>>>>
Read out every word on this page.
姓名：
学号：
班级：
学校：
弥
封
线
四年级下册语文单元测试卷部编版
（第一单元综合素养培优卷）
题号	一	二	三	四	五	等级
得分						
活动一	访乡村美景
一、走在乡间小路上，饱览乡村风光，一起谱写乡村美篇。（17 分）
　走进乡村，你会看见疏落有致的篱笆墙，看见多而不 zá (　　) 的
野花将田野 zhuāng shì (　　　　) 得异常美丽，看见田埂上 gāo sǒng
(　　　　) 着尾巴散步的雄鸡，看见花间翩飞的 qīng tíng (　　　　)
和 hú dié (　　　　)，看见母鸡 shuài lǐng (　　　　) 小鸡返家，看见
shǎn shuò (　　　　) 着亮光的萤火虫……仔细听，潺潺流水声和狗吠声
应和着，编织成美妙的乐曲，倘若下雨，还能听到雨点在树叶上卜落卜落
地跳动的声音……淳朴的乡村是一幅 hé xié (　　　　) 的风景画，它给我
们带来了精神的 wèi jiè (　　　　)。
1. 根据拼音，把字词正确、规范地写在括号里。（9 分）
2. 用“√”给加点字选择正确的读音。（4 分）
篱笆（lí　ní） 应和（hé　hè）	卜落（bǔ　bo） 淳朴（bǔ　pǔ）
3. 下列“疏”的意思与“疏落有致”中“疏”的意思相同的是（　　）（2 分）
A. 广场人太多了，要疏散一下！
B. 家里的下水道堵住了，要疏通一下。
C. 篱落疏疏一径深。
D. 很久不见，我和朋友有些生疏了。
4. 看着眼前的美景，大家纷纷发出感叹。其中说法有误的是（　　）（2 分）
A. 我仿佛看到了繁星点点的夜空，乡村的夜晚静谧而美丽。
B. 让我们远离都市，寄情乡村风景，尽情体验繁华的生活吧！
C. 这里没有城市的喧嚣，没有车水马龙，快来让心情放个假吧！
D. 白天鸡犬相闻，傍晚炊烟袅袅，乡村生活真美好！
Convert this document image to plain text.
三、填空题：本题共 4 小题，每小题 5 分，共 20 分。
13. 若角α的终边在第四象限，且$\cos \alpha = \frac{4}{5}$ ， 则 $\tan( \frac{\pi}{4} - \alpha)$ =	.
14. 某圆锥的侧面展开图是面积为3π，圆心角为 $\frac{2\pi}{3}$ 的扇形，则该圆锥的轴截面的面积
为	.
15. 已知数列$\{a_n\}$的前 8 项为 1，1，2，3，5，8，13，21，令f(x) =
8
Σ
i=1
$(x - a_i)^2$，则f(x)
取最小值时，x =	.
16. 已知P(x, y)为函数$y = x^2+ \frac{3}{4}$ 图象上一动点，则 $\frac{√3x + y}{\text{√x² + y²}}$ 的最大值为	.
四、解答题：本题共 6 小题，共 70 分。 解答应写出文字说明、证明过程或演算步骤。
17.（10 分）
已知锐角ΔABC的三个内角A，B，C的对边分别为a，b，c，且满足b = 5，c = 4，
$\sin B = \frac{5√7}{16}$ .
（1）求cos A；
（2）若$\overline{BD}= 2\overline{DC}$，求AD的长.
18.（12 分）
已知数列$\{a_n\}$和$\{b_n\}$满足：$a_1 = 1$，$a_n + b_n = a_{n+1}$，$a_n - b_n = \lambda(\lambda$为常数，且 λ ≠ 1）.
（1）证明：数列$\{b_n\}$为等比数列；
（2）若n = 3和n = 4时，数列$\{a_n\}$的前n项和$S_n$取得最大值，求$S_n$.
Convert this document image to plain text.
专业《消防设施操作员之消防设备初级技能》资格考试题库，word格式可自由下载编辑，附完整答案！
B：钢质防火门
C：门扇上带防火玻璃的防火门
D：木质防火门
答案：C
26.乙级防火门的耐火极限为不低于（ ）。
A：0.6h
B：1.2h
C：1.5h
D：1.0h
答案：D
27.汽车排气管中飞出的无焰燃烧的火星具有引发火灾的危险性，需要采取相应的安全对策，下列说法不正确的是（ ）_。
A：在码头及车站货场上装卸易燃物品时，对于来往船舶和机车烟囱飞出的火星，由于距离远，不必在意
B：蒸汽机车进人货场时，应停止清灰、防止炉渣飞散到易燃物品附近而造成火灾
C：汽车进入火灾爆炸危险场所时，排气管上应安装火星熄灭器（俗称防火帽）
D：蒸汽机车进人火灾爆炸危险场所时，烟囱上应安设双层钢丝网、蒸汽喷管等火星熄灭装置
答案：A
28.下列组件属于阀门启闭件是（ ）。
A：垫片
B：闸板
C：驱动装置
<<<<
To be done> Of the lines in the listing above, how many hold the string "已知数列"? Reply with the number only.

Full answer> 2